# Stated goal:
Copy each line below in which the word "контроля" occurs.

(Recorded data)
<<<<

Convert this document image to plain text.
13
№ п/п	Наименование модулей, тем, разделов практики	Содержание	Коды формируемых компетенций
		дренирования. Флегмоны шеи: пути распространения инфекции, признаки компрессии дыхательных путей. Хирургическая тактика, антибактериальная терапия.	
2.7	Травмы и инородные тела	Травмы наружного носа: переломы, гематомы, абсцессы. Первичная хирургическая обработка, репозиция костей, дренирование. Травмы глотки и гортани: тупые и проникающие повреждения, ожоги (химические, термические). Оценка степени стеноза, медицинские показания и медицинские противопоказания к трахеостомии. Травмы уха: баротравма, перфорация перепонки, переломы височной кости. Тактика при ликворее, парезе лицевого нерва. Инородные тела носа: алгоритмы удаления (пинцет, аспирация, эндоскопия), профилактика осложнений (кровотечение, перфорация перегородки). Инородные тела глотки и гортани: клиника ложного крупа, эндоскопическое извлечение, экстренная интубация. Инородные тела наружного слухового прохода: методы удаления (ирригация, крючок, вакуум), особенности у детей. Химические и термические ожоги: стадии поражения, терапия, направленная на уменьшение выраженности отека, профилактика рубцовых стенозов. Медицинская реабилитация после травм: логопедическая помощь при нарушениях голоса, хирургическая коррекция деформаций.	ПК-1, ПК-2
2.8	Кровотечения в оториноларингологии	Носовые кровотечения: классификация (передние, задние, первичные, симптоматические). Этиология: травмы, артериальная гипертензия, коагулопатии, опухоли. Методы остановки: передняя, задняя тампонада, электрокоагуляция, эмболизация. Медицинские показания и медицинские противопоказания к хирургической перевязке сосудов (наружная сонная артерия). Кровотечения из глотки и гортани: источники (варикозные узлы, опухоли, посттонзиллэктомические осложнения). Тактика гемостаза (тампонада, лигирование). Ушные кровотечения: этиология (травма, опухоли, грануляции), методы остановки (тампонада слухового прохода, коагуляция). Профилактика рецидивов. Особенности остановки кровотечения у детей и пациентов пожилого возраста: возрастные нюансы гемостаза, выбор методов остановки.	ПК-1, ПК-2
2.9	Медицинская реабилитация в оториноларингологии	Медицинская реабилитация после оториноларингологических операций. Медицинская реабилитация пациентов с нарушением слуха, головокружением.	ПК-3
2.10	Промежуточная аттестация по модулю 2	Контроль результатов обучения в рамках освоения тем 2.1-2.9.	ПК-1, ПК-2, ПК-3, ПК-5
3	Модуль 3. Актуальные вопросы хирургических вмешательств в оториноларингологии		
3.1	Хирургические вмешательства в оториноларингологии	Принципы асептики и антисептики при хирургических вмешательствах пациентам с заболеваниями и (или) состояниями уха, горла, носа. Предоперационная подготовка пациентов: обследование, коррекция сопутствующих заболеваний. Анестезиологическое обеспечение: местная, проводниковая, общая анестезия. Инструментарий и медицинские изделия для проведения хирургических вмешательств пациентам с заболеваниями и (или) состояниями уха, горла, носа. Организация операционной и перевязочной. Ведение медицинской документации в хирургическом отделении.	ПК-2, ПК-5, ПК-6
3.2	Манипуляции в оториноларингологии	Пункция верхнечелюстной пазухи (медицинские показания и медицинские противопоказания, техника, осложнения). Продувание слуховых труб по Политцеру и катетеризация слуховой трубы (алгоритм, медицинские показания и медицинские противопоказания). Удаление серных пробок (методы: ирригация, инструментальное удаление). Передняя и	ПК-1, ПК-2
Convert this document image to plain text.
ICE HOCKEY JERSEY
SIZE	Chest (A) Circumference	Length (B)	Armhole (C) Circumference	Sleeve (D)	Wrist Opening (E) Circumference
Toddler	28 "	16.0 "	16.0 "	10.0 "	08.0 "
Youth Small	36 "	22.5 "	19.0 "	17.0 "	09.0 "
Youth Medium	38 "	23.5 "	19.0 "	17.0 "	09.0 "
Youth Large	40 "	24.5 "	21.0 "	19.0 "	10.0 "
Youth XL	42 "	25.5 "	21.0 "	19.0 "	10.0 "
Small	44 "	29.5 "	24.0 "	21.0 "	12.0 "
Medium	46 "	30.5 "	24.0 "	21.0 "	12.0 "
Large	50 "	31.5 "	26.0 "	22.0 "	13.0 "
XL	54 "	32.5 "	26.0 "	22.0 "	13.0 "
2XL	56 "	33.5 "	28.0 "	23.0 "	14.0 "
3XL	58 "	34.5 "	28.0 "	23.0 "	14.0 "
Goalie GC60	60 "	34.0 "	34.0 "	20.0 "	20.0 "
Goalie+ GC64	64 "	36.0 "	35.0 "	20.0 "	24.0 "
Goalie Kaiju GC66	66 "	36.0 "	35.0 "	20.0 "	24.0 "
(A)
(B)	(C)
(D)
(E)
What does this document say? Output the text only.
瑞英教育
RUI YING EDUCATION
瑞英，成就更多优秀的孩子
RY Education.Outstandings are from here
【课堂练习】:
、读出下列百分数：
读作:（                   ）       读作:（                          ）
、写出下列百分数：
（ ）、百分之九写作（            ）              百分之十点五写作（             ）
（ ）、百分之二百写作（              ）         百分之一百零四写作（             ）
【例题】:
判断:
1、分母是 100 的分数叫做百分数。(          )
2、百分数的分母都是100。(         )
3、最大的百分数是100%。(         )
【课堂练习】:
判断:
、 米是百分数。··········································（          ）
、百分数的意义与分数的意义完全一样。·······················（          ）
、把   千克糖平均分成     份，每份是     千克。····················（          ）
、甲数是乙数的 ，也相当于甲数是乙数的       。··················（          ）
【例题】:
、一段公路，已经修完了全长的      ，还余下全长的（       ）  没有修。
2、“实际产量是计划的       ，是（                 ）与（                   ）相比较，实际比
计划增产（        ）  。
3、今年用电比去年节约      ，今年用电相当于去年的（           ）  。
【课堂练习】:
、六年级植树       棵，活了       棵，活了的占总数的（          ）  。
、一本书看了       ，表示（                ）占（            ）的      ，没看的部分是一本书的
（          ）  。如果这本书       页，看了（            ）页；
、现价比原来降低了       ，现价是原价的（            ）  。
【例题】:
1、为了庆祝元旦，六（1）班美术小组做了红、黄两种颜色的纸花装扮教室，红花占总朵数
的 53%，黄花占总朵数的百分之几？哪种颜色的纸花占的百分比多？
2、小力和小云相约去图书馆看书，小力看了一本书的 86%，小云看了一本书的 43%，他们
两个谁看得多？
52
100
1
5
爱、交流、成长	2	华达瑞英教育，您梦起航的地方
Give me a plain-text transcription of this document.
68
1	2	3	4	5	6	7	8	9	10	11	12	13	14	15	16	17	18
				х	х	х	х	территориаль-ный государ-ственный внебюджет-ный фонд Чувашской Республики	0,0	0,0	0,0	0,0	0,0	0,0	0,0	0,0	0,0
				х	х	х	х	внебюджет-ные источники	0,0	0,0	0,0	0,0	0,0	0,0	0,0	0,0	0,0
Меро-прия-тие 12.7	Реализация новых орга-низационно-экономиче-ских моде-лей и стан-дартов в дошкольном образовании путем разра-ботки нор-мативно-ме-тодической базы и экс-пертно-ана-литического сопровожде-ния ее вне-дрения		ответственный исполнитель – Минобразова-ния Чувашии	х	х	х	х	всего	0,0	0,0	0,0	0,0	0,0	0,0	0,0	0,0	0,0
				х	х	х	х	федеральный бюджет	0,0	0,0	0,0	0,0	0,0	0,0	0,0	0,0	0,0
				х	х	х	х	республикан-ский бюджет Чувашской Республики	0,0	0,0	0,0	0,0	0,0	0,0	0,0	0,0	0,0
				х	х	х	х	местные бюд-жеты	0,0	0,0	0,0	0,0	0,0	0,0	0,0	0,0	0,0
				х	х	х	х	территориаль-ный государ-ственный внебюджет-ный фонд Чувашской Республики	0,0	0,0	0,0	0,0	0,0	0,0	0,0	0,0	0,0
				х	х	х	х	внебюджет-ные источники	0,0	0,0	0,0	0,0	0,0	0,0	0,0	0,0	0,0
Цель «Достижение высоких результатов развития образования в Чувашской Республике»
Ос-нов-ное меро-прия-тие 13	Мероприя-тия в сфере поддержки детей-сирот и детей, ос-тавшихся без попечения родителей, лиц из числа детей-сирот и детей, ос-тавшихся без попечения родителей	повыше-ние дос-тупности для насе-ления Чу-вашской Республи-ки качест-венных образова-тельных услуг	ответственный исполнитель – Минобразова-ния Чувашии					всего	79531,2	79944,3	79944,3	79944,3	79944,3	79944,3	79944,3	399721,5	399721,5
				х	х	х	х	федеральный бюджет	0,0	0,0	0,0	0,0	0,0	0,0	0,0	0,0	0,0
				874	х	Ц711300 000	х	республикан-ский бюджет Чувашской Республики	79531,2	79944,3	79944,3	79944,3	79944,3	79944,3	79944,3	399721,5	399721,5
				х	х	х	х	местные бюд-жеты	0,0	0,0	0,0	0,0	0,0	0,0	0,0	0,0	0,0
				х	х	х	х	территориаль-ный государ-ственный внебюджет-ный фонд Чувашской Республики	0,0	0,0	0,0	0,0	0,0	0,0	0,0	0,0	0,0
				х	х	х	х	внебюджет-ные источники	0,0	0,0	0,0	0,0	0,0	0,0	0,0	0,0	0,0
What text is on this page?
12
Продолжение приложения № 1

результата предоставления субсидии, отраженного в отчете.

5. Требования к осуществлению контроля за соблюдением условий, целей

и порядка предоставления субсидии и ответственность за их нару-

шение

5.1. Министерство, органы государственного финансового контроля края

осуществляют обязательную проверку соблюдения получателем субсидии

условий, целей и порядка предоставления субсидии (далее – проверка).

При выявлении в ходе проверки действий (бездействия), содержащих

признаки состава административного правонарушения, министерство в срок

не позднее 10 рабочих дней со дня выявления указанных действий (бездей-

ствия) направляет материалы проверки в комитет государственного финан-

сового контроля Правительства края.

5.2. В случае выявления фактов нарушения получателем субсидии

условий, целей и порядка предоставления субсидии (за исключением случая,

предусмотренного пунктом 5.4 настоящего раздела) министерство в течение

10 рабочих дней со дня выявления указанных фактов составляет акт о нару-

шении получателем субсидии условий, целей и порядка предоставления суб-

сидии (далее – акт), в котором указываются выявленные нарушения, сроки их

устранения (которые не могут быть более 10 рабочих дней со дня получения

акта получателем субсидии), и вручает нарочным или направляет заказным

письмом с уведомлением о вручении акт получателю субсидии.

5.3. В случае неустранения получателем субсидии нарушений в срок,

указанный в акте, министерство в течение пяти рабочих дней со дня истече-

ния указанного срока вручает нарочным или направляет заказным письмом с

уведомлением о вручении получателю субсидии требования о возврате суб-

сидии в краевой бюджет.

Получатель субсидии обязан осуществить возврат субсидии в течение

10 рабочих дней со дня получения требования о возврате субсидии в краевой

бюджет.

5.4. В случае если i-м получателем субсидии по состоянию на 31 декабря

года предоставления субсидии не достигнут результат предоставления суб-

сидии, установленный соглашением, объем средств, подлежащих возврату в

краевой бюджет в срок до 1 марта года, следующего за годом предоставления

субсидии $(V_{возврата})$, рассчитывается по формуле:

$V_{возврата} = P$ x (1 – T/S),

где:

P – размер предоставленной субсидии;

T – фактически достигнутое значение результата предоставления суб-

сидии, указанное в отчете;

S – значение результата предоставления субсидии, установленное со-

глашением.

>>>>

# The result:
5. Требования к осуществлению контроля за соблюдением условий, целей
5.1. Министерство, органы государственного финансового контроля края
сового контроля Правительства края.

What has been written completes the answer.